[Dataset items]
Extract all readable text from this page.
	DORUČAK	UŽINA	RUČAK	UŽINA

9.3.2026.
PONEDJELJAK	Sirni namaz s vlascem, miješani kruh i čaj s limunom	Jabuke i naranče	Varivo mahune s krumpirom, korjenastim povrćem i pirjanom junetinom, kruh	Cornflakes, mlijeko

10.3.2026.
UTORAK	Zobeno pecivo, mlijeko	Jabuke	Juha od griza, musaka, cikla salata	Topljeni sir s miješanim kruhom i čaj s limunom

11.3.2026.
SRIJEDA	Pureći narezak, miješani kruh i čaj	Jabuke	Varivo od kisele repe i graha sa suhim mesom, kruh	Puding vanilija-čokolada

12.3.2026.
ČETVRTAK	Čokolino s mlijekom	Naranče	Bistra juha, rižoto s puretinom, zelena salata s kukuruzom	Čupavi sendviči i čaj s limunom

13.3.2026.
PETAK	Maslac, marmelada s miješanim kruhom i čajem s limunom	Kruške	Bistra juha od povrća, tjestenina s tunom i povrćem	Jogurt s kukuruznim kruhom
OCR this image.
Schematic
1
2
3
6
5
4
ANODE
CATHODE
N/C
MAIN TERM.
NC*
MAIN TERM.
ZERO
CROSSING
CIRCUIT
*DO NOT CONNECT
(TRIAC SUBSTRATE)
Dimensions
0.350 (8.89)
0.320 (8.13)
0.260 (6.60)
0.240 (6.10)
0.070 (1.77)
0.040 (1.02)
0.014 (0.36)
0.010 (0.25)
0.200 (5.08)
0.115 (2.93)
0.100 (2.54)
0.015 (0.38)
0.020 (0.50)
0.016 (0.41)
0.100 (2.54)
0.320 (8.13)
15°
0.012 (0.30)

■ Aim of the task
Above are some records; extract every one of them exactly.

■ Correct answer
Extract all readable text from this page.
	DORUČAK	UŽINA	RUČAK	UŽINA

9.3.2026.
PONEDJELJAK	Sirni namaz s vlascem, miješani kruh i čaj s limunom	Jabuke i naranče	Varivo mahune s krumpirom, korjenastim povrćem i pirjanom junetinom, kruh	Cornflakes, mlijeko

10.3.2026.
UTORAK	Zobeno pecivo, mlijeko	Jabuke	Juha od griza, musaka, cikla salata	Topljeni sir s miješanim kruhom i čaj s limunom

11.3.2026.
SRIJEDA	Pureći narezak, miješani kruh i čaj	Jabuke	Varivo od kisele repe i graha sa suhim mesom, kruh	Puding vanilija-čokolada

12.3.2026.
ČETVRTAK	Čokolino s mlijekom	Naranče	Bistra juha, rižoto s puretinom, zelena salata s kukuruzom	Čupavi sendviči i čaj s limunom

13.3.2026.
PETAK	Maslac, marmelada s miješanim kruhom i čajem s limunom	Kruške	Bistra juha od povrća, tjestenina s tunom i povrćem	Jogurt s kukuruznim kruhom
OCR this image.
Schematic
1
2
3
6
5
4
ANODE
CATHODE
N/C
MAIN TERM.
NC*
MAIN TERM.
ZERO
CROSSING
CIRCUIT
*DO NOT CONNECT
(TRIAC SUBSTRATE)
Dimensions
0.350 (8.89)
0.320 (8.13)
0.260 (6.60)
0.240 (6.10)
0.070 (1.77)
0.040 (1.02)
0.014 (0.36)
0.010 (0.25)
0.200 (5.08)
0.115 (2.93)
0.100 (2.54)
0.015 (0.38)
0.020 (0.50)
0.016 (0.41)
0.100 (2.54)
0.320 (8.13)
15°
0.012 (0.30)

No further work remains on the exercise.